§ GOAL OF THE EXERCISE
Output an exact reproduction of the data.

§ TASK MATERIAL
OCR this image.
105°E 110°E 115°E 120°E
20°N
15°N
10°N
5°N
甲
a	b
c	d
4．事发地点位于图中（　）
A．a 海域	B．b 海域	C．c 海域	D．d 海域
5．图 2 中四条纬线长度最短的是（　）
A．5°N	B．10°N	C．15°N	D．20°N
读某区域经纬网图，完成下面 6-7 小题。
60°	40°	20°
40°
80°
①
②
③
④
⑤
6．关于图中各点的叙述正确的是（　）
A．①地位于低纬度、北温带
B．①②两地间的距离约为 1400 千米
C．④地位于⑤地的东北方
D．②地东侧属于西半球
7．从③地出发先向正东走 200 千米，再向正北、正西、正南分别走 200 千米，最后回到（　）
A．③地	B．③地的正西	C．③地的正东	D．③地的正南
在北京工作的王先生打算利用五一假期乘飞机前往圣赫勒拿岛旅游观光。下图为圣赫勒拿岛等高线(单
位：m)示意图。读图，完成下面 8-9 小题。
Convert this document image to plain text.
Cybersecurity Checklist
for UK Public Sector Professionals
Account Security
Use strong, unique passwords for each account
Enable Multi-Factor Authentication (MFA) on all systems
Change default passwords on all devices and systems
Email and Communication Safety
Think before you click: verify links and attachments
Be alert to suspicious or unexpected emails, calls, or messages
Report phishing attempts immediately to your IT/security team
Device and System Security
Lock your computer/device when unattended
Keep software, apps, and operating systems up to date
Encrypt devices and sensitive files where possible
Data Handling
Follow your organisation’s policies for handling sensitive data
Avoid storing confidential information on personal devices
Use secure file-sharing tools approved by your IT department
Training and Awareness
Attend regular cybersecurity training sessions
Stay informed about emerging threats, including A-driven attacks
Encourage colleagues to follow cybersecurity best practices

§ FINISHED ANSWER
OCR this image.
105°E 110°E 115°E 120°E
20°N
15°N
10°N
5°N
甲
a	b
c	d
4．事发地点位于图中（　）
A．a 海域	B．b 海域	C．c 海域	D．d 海域
5．图 2 中四条纬线长度最短的是（　）
A．5°N	B．10°N	C．15°N	D．20°N
读某区域经纬网图，完成下面 6-7 小题。
60°	40°	20°
40°
80°
①
②
③
④
⑤
6．关于图中各点的叙述正确的是（　）
A．①地位于低纬度、北温带
B．①②两地间的距离约为 1400 千米
C．④地位于⑤地的东北方
D．②地东侧属于西半球
7．从③地出发先向正东走 200 千米，再向正北、正西、正南分别走 200 千米，最后回到（　）
A．③地	B．③地的正西	C．③地的正东	D．③地的正南
在北京工作的王先生打算利用五一假期乘飞机前往圣赫勒拿岛旅游观光。下图为圣赫勒拿岛等高线(单
位：m)示意图。读图，完成下面 8-9 小题。
Convert this document image to plain text.
Cybersecurity Checklist
for UK Public Sector Professionals
Account Security
Use strong, unique passwords for each account
Enable Multi-Factor Authentication (MFA) on all systems
Change default passwords on all devices and systems
Email and Communication Safety
Think before you click: verify links and attachments
Be alert to suspicious or unexpected emails, calls, or messages
Report phishing attempts immediately to your IT/security team
Device and System Security
Lock your computer/device when unattended
Keep software, apps, and operating systems up to date
Encrypt devices and sensitive files where possible
Data Handling
Follow your organisation’s policies for handling sensitive data
Avoid storing confidential information on personal devices
Use secure file-sharing tools approved by your IT department
Training and Awareness
Attend regular cybersecurity training sessions
Stay informed about emerging threats, including A-driven attacks
Encourage colleagues to follow cybersecurity best practices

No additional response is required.